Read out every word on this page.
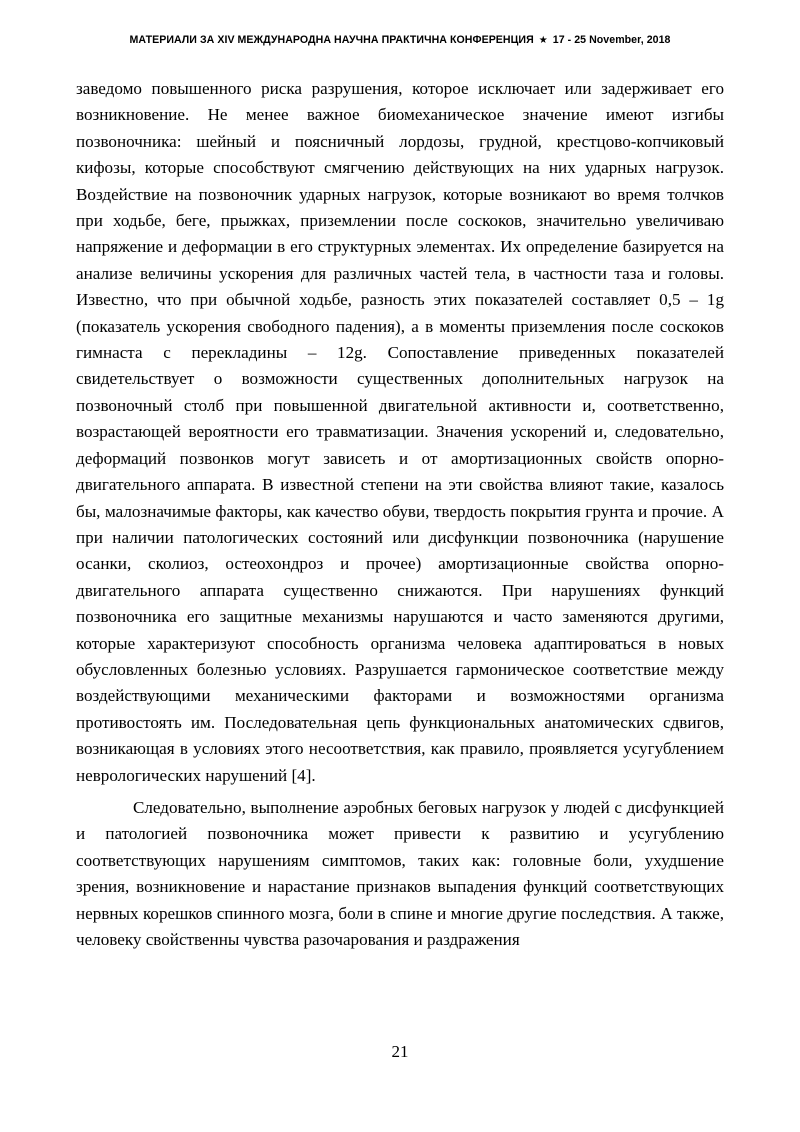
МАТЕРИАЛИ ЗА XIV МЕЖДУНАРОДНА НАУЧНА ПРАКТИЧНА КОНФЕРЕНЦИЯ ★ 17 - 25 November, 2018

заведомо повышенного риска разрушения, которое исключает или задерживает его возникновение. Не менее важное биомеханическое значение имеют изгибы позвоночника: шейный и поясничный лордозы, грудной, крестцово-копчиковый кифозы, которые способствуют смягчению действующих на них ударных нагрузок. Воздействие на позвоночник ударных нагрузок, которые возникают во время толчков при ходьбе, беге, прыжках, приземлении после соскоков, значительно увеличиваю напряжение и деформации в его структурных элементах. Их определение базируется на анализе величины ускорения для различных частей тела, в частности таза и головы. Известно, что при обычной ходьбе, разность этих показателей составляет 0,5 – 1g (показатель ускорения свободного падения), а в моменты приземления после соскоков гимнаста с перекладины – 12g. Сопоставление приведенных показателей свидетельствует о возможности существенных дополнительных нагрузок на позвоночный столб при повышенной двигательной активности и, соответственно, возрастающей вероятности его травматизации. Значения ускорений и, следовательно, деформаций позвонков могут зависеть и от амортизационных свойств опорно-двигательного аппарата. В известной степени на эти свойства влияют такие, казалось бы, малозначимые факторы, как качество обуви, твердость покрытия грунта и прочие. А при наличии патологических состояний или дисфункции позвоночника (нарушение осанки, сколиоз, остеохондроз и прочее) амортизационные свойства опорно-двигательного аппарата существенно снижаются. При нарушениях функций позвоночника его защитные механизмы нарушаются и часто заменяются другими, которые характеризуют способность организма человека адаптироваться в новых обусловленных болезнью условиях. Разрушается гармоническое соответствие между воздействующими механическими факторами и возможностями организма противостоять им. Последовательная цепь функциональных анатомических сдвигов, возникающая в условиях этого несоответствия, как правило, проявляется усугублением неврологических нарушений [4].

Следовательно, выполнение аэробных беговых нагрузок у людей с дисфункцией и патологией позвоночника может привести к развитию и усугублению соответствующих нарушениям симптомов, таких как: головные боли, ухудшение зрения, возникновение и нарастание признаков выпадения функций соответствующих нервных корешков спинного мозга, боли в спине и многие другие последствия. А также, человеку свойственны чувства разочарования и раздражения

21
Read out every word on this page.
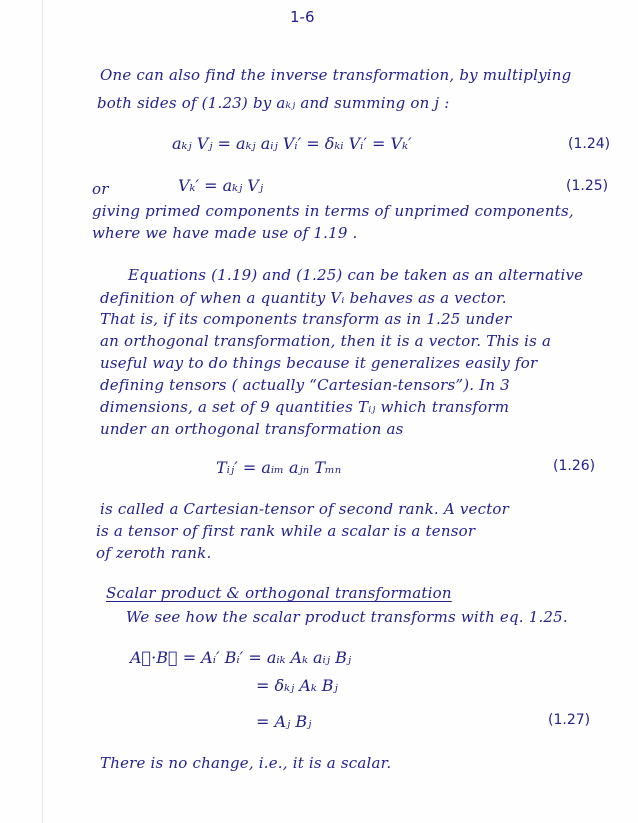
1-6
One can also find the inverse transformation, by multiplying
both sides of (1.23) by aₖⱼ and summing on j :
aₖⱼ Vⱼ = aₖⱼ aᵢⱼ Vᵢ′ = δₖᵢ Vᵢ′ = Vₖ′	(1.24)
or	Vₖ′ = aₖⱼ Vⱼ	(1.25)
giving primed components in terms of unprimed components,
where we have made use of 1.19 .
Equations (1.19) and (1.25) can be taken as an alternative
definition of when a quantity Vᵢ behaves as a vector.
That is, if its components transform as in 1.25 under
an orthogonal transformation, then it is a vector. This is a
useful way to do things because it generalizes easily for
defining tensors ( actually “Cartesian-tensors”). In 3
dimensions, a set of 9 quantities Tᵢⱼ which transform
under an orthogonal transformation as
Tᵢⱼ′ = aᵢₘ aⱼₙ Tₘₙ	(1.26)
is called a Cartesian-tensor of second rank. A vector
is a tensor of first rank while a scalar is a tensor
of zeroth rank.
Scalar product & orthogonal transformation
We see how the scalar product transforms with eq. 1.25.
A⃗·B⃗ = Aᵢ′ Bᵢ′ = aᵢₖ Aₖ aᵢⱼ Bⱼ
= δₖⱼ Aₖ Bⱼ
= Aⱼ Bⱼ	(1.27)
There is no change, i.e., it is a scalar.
────────────────────
**CHALLENGE:**
Copy every record above exactly, leaving out the pictures.

**COMPLETE ANSWER:**
Read out every word on this page.
МАТЕРИАЛИ ЗА XIV МЕЖДУНАРОДНА НАУЧНА ПРАКТИЧНА КОНФЕРЕНЦИЯ ★ 17 - 25 November, 2018

заведомо повышенного риска разрушения, которое исключает или задерживает его возникновение. Не менее важное биомеханическое значение имеют изгибы позвоночника: шейный и поясничный лордозы, грудной, крестцово-копчиковый кифозы, которые способствуют смягчению действующих на них ударных нагрузок. Воздействие на позвоночник ударных нагрузок, которые возникают во время толчков при ходьбе, беге, прыжках, приземлении после соскоков, значительно увеличиваю напряжение и деформации в его структурных элементах. Их определение базируется на анализе величины ускорения для различных частей тела, в частности таза и головы. Известно, что при обычной ходьбе, разность этих показателей составляет 0,5 – 1g (показатель ускорения свободного падения), а в моменты приземления после соскоков гимнаста с перекладины – 12g. Сопоставление приведенных показателей свидетельствует о возможности существенных дополнительных нагрузок на позвоночный столб при повышенной двигательной активности и, соответственно, возрастающей вероятности его травматизации. Значения ускорений и, следовательно, деформаций позвонков могут зависеть и от амортизационных свойств опорно-двигательного аппарата. В известной степени на эти свойства влияют такие, казалось бы, малозначимые факторы, как качество обуви, твердость покрытия грунта и прочие. А при наличии патологических состояний или дисфункции позвоночника (нарушение осанки, сколиоз, остеохондроз и прочее) амортизационные свойства опорно-двигательного аппарата существенно снижаются. При нарушениях функций позвоночника его защитные механизмы нарушаются и часто заменяются другими, которые характеризуют способность организма человека адаптироваться в новых обусловленных болезнью условиях. Разрушается гармоническое соответствие между воздействующими механическими факторами и возможностями организма противостоять им. Последовательная цепь функциональных анатомических сдвигов, возникающая в условиях этого несоответствия, как правило, проявляется усугублением неврологических нарушений [4].

Следовательно, выполнение аэробных беговых нагрузок у людей с дисфункцией и патологией позвоночника может привести к развитию и усугублению соответствующих нарушениям симптомов, таких как: головные боли, ухудшение зрения, возникновение и нарастание признаков выпадения функций соответствующих нервных корешков спинного мозга, боли в спине и многие другие последствия. А также, человеку свойственны чувства разочарования и раздражения

21
Read out every word on this page.
1-6
One can also find the inverse transformation, by multiplying
both sides of (1.23) by aₖⱼ and summing on j :
aₖⱼ Vⱼ = aₖⱼ aᵢⱼ Vᵢ′ = δₖᵢ Vᵢ′ = Vₖ′	(1.24)
or	Vₖ′ = aₖⱼ Vⱼ	(1.25)
giving primed components in terms of unprimed components,
where we have made use of 1.19 .
Equations (1.19) and (1.25) can be taken as an alternative
definition of when a quantity Vᵢ behaves as a vector.
That is, if its components transform as in 1.25 under
an orthogonal transformation, then it is a vector. This is a
useful way to do things because it generalizes easily for
defining tensors ( actually “Cartesian-tensors”). In 3
dimensions, a set of 9 quantities Tᵢⱼ which transform
under an orthogonal transformation as
Tᵢⱼ′ = aᵢₘ aⱼₙ Tₘₙ	(1.26)
is called a Cartesian-tensor of second rank. A vector
is a tensor of first rank while a scalar is a tensor
of zeroth rank.
Scalar product & orthogonal transformation
We see how the scalar product transforms with eq. 1.25.
A⃗·B⃗ = Aᵢ′ Bᵢ′ = aᵢₖ Aₖ aᵢⱼ Bⱼ
= δₖⱼ Aₖ Bⱼ
= Aⱼ Bⱼ	(1.27)
There is no change, i.e., it is a scalar.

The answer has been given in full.